● EXERCISE PROMPT: In the material below, find all lines with the string "体育教学" and copy them.

● Collected data:
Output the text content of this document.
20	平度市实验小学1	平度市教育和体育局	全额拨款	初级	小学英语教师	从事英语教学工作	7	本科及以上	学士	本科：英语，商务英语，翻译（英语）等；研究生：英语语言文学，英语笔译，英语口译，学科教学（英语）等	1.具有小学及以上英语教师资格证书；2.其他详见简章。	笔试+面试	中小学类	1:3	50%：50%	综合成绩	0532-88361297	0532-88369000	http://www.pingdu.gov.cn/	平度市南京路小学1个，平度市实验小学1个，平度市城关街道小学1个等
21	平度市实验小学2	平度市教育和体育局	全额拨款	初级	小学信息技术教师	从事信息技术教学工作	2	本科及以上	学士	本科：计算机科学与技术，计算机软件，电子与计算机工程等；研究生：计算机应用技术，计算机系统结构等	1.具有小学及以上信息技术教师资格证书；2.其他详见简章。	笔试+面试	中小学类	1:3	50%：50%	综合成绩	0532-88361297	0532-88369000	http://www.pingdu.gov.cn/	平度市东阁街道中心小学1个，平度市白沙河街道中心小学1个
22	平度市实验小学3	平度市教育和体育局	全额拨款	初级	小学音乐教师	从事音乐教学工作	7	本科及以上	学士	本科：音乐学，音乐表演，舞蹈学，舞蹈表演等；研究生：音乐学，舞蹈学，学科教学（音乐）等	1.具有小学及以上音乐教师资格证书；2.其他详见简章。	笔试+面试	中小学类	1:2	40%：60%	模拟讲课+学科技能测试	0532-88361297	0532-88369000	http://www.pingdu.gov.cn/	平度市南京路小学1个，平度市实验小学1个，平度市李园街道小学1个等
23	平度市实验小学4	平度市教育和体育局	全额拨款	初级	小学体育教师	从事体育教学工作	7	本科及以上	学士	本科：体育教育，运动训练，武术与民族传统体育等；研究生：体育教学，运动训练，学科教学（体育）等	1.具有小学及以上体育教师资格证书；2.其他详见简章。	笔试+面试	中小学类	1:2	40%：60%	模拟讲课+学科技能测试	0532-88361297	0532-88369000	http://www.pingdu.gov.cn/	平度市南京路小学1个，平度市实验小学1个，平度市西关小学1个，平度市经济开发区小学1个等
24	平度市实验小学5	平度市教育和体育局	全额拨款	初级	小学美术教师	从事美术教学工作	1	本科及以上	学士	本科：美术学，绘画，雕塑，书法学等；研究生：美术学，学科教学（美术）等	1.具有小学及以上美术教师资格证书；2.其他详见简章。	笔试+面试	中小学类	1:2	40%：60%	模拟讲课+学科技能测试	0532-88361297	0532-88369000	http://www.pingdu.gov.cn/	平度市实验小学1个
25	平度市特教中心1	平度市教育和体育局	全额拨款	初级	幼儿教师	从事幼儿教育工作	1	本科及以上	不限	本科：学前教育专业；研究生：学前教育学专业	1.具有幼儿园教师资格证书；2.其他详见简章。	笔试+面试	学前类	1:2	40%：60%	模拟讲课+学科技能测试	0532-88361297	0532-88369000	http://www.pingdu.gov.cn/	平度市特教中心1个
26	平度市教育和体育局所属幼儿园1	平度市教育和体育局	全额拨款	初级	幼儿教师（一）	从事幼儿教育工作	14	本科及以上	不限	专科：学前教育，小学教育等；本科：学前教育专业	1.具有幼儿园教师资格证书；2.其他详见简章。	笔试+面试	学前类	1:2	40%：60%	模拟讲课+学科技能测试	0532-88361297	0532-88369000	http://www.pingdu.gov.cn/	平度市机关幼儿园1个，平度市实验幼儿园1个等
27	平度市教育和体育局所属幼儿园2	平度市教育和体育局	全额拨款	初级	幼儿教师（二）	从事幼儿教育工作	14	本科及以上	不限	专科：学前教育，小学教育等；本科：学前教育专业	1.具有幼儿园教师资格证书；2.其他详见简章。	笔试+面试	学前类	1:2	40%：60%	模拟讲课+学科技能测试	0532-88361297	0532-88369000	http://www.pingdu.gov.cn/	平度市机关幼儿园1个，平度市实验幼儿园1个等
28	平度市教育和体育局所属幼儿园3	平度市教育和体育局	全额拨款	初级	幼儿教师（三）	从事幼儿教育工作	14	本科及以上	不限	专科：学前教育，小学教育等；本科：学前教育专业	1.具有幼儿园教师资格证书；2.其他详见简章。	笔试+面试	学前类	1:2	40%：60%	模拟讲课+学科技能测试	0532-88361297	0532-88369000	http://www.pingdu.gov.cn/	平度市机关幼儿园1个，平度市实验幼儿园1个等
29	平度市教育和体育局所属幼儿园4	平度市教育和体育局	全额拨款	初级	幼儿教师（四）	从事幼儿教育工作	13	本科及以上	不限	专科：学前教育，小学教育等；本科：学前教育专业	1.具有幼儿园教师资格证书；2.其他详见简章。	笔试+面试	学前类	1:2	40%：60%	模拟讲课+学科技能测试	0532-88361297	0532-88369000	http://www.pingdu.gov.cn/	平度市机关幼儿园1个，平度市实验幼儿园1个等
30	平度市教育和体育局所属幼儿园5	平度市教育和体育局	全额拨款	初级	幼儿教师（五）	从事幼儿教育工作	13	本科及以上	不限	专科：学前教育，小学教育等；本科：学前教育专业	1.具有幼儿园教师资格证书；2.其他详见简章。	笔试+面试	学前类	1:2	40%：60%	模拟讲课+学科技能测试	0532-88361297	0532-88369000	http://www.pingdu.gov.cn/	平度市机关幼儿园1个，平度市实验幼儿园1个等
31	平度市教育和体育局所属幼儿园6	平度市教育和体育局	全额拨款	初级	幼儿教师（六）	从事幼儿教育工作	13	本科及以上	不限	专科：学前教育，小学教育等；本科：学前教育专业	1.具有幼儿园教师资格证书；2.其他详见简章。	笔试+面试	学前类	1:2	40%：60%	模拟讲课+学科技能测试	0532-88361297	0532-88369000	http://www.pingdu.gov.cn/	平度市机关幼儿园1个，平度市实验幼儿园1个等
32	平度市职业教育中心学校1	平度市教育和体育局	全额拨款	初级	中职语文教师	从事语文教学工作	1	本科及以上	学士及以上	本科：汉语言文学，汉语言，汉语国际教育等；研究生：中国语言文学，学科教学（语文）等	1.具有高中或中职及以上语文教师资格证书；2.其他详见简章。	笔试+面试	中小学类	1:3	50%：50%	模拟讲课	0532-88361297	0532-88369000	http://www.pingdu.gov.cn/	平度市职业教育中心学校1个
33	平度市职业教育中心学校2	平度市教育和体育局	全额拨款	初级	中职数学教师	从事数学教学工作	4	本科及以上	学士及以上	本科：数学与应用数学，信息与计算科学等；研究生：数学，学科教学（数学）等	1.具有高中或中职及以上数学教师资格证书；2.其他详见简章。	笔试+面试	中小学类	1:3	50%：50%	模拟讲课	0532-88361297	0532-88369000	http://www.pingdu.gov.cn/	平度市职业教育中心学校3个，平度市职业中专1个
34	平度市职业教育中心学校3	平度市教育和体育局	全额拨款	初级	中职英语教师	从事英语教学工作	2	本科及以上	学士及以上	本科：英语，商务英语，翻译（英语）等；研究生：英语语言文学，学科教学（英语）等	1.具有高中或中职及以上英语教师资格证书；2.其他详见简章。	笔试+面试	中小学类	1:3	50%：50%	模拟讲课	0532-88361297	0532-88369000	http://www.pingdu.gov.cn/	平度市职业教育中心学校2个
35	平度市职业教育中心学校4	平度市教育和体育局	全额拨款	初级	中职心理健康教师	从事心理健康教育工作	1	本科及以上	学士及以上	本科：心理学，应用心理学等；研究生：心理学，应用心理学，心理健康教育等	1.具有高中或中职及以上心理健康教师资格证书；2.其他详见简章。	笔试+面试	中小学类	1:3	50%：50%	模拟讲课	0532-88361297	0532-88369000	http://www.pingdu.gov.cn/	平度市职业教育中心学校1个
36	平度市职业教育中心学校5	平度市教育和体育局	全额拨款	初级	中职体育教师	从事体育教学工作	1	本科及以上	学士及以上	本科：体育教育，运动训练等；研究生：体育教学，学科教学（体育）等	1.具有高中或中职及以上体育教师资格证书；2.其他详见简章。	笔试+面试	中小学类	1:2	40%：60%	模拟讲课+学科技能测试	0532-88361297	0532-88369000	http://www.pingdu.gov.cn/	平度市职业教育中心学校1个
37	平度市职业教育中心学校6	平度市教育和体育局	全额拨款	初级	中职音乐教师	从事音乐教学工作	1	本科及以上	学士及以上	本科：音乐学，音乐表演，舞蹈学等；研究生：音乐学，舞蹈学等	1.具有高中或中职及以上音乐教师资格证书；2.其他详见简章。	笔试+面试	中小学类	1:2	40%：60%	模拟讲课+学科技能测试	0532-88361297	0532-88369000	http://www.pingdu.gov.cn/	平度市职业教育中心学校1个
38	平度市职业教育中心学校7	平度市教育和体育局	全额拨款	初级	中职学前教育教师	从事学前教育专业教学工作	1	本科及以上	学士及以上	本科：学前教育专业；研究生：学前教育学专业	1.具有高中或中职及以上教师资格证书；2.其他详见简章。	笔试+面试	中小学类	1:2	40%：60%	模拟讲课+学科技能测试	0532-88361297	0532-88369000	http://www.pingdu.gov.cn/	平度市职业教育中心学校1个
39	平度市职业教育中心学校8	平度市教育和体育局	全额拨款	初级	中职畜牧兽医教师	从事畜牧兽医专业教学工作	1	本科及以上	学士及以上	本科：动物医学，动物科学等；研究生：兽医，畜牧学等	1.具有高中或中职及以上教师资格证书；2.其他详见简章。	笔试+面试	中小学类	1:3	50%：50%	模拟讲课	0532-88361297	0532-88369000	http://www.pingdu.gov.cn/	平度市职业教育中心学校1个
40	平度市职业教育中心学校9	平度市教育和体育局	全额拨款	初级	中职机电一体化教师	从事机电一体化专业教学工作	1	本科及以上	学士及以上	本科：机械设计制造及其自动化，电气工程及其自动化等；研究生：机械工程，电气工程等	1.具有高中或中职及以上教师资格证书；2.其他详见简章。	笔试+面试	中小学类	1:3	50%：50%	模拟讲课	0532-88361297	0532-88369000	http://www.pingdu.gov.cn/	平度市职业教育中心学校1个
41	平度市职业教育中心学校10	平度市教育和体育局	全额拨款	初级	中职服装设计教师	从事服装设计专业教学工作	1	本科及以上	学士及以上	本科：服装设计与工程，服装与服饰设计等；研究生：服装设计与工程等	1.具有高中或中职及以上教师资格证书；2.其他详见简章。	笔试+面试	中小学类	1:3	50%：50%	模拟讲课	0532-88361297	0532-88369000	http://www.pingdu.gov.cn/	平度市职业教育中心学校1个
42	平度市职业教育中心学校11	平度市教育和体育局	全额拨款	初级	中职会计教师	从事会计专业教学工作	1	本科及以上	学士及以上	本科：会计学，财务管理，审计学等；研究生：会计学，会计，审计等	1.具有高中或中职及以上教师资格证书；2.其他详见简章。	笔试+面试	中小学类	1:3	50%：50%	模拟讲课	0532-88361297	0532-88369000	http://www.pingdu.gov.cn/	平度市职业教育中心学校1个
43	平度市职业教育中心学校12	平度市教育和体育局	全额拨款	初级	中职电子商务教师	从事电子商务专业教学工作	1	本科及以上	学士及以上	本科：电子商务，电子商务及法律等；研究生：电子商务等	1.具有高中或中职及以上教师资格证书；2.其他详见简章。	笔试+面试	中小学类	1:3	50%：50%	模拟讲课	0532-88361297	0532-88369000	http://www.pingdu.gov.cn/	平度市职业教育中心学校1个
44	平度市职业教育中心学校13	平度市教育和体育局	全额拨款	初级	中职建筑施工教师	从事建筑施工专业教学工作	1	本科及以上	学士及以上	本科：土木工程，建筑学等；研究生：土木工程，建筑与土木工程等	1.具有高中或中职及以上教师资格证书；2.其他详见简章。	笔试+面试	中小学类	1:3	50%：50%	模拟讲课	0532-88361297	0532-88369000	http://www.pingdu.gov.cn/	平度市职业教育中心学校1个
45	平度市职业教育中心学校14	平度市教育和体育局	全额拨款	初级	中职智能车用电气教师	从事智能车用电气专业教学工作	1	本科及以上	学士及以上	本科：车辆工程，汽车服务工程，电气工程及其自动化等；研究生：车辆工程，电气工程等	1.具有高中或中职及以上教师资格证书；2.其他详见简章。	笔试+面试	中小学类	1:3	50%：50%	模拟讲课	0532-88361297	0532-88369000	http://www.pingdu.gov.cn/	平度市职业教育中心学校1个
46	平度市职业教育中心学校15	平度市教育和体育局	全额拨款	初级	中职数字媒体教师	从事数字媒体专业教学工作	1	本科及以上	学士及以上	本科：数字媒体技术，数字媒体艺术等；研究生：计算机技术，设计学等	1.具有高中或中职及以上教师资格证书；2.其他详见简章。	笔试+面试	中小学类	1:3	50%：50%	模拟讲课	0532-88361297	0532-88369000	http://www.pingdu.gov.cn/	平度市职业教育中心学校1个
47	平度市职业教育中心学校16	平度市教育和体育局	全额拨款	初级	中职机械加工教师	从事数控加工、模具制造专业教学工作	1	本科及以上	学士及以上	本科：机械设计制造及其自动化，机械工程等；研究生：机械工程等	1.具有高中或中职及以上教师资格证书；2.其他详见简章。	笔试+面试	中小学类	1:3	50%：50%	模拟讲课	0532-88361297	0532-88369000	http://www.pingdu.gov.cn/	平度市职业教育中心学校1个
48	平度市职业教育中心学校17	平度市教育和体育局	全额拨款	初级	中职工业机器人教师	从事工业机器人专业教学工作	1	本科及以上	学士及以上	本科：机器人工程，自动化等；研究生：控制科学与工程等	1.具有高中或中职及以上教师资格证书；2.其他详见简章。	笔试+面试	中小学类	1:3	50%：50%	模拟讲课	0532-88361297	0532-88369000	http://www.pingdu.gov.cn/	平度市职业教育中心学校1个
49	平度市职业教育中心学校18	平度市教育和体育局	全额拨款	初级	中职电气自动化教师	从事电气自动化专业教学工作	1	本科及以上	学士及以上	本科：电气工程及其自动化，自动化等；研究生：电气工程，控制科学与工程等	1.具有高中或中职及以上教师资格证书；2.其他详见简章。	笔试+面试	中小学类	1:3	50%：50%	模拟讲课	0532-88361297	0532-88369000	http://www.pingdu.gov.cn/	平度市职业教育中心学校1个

● SOLUTION FOR THIS EXERCISE:
23	平度市实验小学4	平度市教育和体育局	全额拨款	初级	小学体育教师	从事体育教学工作	7	本科及以上	学士	本科：体育教育，运动训练，武术与民族传统体育等；研究生：体育教学，运动训练，学科教学（体育）等	1.具有小学及以上体育教师资格证书；2.其他详见简章。	笔试+面试	中小学类	1:2	40%：60%	模拟讲课+学科技能测试	0532-88361297	0532-88369000	http://www.pingdu.gov.cn/	平度市南京路小学1个，平度市实验小学1个，平度市西关小学1个，平度市经济开发区小学1个等
36	平度市职业教育中心学校5	平度市教育和体育局	全额拨款	初级	中职体育教师	从事体育教学工作	1	本科及以上	学士及以上	本科：体育教育，运动训练等；研究生：体育教学，学科教学（体育）等	1.具有高中或中职及以上体育教师资格证书；2.其他详见简章。	笔试+面试	中小学类	1:2	40%：60%	模拟讲课+学科技能测试	0532-88361297	0532-88369000	http://www.pingdu.gov.cn/	平度市职业教育中心学校1个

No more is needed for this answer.